SET PROBLEM: Gather all lines in the records below that include the word "icon".

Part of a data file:
•••••

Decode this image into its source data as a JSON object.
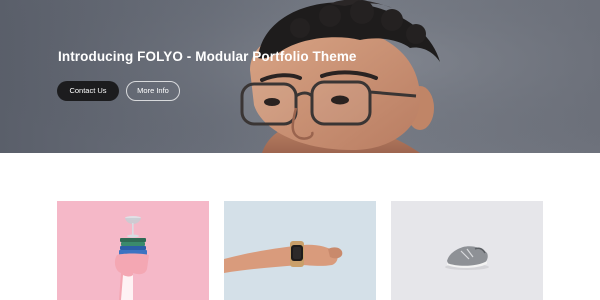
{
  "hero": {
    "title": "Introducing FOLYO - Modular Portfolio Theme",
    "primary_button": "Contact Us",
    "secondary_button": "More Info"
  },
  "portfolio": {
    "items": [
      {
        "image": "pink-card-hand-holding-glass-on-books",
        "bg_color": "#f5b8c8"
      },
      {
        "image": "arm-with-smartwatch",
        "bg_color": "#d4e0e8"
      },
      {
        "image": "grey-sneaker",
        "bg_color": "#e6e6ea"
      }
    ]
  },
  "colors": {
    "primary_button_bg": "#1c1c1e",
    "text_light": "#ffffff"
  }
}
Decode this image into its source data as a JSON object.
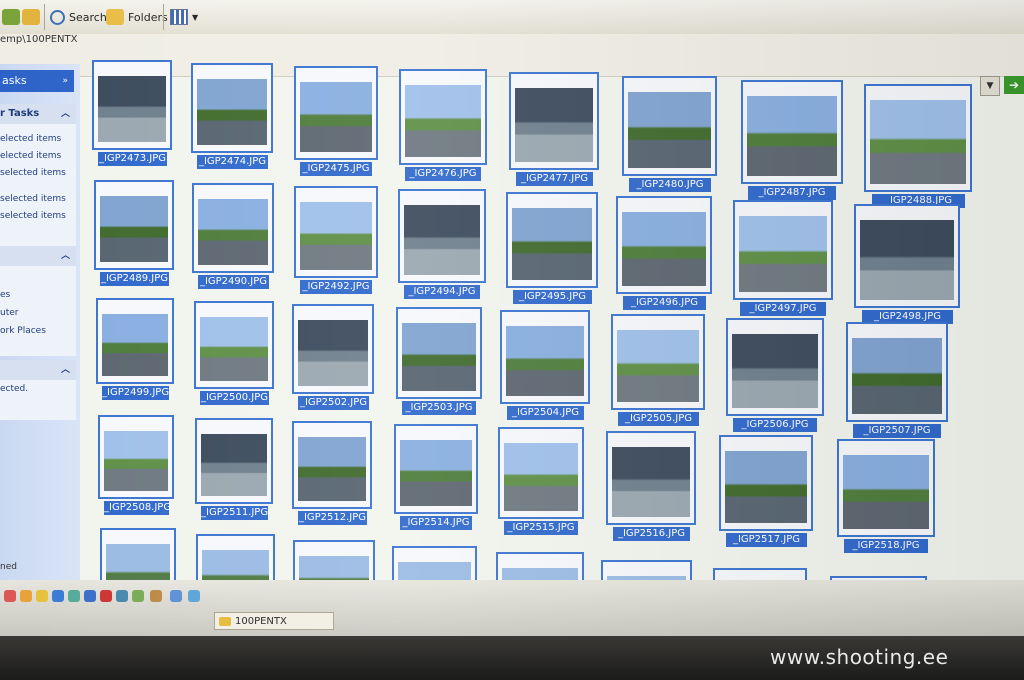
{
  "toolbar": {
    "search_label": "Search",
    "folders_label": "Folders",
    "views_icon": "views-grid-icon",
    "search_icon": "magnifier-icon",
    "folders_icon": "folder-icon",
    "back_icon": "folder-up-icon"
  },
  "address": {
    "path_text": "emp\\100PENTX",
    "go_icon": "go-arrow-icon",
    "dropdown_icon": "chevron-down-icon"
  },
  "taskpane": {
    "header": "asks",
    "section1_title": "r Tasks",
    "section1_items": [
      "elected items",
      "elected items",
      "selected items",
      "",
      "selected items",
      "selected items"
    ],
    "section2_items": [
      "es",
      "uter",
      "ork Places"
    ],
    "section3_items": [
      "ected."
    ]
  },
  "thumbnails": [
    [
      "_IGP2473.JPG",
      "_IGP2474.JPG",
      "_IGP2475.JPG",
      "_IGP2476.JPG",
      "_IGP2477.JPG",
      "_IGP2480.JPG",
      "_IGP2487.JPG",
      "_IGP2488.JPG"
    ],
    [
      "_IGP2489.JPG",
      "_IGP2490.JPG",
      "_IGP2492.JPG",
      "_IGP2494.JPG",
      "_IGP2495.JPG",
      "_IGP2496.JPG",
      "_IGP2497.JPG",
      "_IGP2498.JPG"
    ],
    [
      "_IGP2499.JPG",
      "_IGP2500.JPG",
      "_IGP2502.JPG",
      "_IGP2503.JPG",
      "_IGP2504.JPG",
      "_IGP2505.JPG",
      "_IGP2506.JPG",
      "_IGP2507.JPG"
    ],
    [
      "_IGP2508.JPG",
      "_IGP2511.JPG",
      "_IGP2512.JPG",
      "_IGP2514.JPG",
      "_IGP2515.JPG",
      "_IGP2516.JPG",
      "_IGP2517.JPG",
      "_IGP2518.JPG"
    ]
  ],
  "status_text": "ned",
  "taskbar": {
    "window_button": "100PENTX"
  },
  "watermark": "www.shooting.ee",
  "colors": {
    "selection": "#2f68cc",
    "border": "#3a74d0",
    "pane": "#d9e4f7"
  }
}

•••••

ANSWER FOR THE TASK:
    "views_icon": "views-grid-icon",
    "search_icon": "magnifier-icon",
    "folders_icon": "folder-icon",
    "back_icon": "folder-up-icon"
    "go_icon": "go-arrow-icon",
    "dropdown_icon": "chevron-down-icon"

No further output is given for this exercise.